--- START Records shown ---

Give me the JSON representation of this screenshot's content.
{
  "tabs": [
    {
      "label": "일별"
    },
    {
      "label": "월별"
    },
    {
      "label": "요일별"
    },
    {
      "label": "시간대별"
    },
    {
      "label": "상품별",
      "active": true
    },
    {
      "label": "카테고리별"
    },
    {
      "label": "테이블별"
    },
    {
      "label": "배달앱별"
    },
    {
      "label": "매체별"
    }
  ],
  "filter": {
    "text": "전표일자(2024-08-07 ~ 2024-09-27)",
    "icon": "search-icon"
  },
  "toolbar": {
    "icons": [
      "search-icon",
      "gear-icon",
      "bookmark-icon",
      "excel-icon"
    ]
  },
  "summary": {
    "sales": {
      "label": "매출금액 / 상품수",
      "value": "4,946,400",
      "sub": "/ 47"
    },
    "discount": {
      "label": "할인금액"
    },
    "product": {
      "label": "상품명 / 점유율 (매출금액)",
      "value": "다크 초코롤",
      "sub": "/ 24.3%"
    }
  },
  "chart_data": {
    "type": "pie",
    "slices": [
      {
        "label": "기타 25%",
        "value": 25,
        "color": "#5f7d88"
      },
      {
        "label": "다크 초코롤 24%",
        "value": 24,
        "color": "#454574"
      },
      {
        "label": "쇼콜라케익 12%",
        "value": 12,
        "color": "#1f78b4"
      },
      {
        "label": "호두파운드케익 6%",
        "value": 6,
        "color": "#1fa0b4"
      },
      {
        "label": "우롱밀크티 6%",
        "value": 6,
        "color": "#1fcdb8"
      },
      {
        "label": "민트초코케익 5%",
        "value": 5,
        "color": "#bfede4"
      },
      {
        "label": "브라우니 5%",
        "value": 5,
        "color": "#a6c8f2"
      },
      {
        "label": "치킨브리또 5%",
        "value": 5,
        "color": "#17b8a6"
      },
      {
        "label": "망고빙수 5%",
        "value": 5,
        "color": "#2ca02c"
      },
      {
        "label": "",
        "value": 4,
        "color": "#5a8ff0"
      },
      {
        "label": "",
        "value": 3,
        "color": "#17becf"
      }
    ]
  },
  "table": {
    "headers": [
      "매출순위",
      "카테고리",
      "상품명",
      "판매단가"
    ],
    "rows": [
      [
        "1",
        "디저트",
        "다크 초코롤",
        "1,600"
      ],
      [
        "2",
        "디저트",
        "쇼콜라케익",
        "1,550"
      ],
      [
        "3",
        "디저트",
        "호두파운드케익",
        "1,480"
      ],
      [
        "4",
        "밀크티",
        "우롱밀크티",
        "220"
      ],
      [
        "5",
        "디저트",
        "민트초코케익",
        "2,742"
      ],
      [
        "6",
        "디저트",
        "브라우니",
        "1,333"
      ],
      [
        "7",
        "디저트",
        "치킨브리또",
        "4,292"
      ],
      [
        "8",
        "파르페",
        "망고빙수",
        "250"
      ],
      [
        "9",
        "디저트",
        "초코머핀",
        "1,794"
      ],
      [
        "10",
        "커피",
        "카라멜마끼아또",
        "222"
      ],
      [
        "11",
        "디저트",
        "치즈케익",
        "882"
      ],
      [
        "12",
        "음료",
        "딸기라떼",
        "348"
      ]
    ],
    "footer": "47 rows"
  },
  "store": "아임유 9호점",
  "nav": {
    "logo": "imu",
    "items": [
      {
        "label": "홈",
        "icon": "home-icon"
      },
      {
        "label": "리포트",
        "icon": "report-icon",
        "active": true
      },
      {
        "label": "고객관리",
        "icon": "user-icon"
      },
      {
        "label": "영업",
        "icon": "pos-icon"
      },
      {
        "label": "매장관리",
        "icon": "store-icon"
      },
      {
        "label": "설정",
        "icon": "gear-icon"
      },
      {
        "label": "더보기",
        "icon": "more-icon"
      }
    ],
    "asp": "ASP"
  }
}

--- END Records shown ---

Nothing should be left out: repeat all of the data exactly.

> Final result:
Give me the JSON representation of this screenshot's content.
{
  "tabs": [
    {
      "label": "일별"
    },
    {
      "label": "월별"
    },
    {
      "label": "요일별"
    },
    {
      "label": "시간대별"
    },
    {
      "label": "상품별",
      "active": true
    },
    {
      "label": "카테고리별"
    },
    {
      "label": "테이블별"
    },
    {
      "label": "배달앱별"
    },
    {
      "label": "매체별"
    }
  ],
  "filter": {
    "text": "전표일자(2024-08-07 ~ 2024-09-27)",
    "icon": "search-icon"
  },
  "toolbar": {
    "icons": [
      "search-icon",
      "gear-icon",
      "bookmark-icon",
      "excel-icon"
    ]
  },
  "summary": {
    "sales": {
      "label": "매출금액 / 상품수",
      "value": "4,946,400",
      "sub": "/ 47"
    },
    "discount": {
      "label": "할인금액"
    },
    "product": {
      "label": "상품명 / 점유율 (매출금액)",
      "value": "다크 초코롤",
      "sub": "/ 24.3%"
    }
  },
  "chart_data": {
    "type": "pie",
    "slices": [
      {
        "label": "기타 25%",
        "value": 25,
        "color": "#5f7d88"
      },
      {
        "label": "다크 초코롤 24%",
        "value": 24,
        "color": "#454574"
      },
      {
        "label": "쇼콜라케익 12%",
        "value": 12,
        "color": "#1f78b4"
      },
      {
        "label": "호두파운드케익 6%",
        "value": 6,
        "color": "#1fa0b4"
      },
      {
        "label": "우롱밀크티 6%",
        "value": 6,
        "color": "#1fcdb8"
      },
      {
        "label": "민트초코케익 5%",
        "value": 5,
        "color": "#bfede4"
      },
      {
        "label": "브라우니 5%",
        "value": 5,
        "color": "#a6c8f2"
      },
      {
        "label": "치킨브리또 5%",
        "value": 5,
        "color": "#17b8a6"
      },
      {
        "label": "망고빙수 5%",
        "value": 5,
        "color": "#2ca02c"
      },
      {
        "label": "",
        "value": 4,
        "color": "#5a8ff0"
      },
      {
        "label": "",
        "value": 3,
        "color": "#17becf"
      }
    ]
  },
  "table": {
    "headers": [
      "매출순위",
      "카테고리",
      "상품명",
      "판매단가"
    ],
    "rows": [
      [
        "1",
        "디저트",
        "다크 초코롤",
        "1,600"
      ],
      [
        "2",
        "디저트",
        "쇼콜라케익",
        "1,550"
      ],
      [
        "3",
        "디저트",
        "호두파운드케익",
        "1,480"
      ],
      [
        "4",
        "밀크티",
        "우롱밀크티",
        "220"
      ],
      [
        "5",
        "디저트",
        "민트초코케익",
        "2,742"
      ],
      [
        "6",
        "디저트",
        "브라우니",
        "1,333"
      ],
      [
        "7",
        "디저트",
        "치킨브리또",
        "4,292"
      ],
      [
        "8",
        "파르페",
        "망고빙수",
        "250"
      ],
      [
        "9",
        "디저트",
        "초코머핀",
        "1,794"
      ],
      [
        "10",
        "커피",
        "카라멜마끼아또",
        "222"
      ],
      [
        "11",
        "디저트",
        "치즈케익",
        "882"
      ],
      [
        "12",
        "음료",
        "딸기라떼",
        "348"
      ]
    ],
    "footer": "47 rows"
  },
  "store": "아임유 9호점",
  "nav": {
    "logo": "imu",
    "items": [
      {
        "label": "홈",
        "icon": "home-icon"
      },
      {
        "label": "리포트",
        "icon": "report-icon",
        "active": true
      },
      {
        "label": "고객관리",
        "icon": "user-icon"
      },
      {
        "label": "영업",
        "icon": "pos-icon"
      },
      {
        "label": "매장관리",
        "icon": "store-icon"
      },
      {
        "label": "설정",
        "icon": "gear-icon"
      },
      {
        "label": "더보기",
        "icon": "more-icon"
      }
    ],
    "asp": "ASP"
  }
}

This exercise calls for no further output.